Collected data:

● ● ● ●

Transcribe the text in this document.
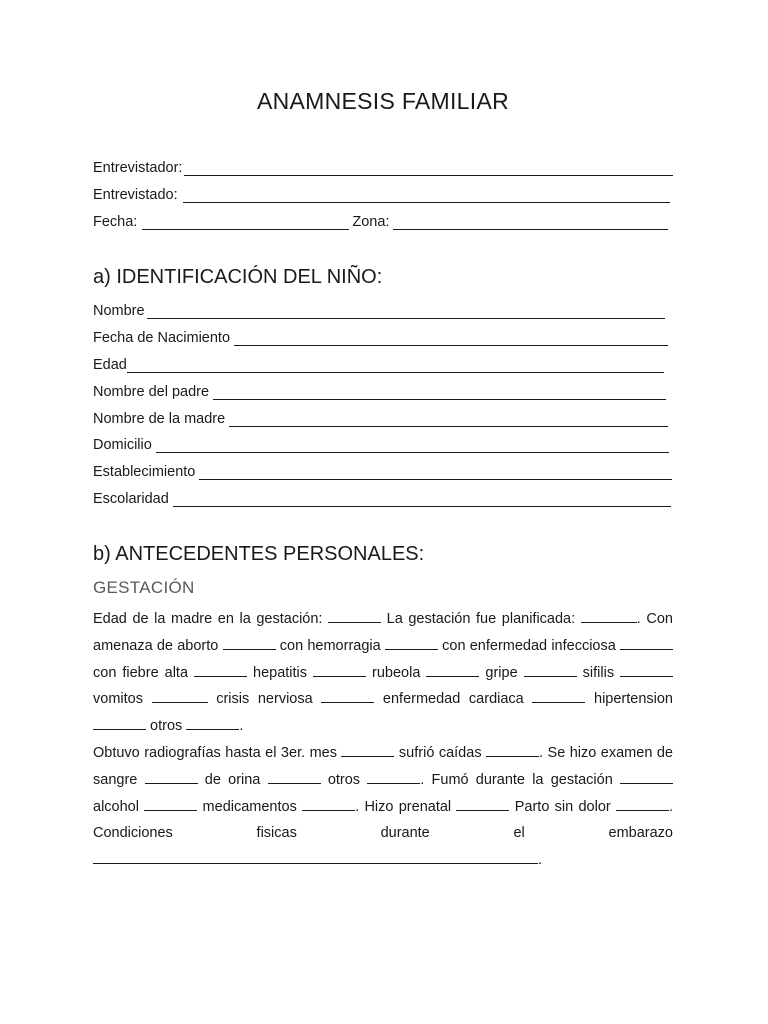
ANAMNESIS FAMILIAR
Entrevistador:
Entrevistado:
Fecha:	Zona:
a) IDENTIFICACIÓN DEL NIÑO:
Nombre
Fecha de Nacimiento
Edad
Nombre del padre
Nombre de la madre
Domicilio
Establecimiento
Escolaridad
b) ANTECEDENTES PERSONALES:
GESTACIÓN

Edad de la madre en la gestación:	La gestación fue planificada:	. Con amenaza de aborto	con hemorragia	con enfermedad infecciosa  con fiebre alta	hepatitis	rubeola	gripe	sifilis  vomitos	crisis nerviosa	enfermedad cardiaca	hipertension  otros	.

Obtuvo radiografías hasta el 3er. mes	sufrió caídas	. Se hizo examen de sangre	de orina	otros	. Fumó durante la gestación  alcohol	medicamentos	. Hizo prenatal	Parto sin dolor	. Condiciones fisicas durante el embarazo .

● ● ● ●

> _Set exercise_
Restate the whole listing above exactly, please, omitting every image.

> _Correct result_
Transcribe the text in this document.
ANAMNESIS FAMILIAR
Entrevistador:
Entrevistado:
Fecha:	Zona:
a) IDENTIFICACIÓN DEL NIÑO:
Nombre
Fecha de Nacimiento
Edad
Nombre del padre
Nombre de la madre
Domicilio
Establecimiento
Escolaridad
b) ANTECEDENTES PERSONALES:
GESTACIÓN

Edad de la madre en la gestación:	La gestación fue planificada:	. Con amenaza de aborto	con hemorragia	con enfermedad infecciosa  con fiebre alta	hepatitis	rubeola	gripe	sifilis  vomitos	crisis nerviosa	enfermedad cardiaca	hipertension  otros	.

Obtuvo radiografías hasta el 3er. mes	sufrió caídas	. Se hizo examen de sangre	de orina	otros	. Fumó durante la gestación  alcohol	medicamentos	. Hizo prenatal	Parto sin dolor	. Condiciones fisicas durante el embarazo .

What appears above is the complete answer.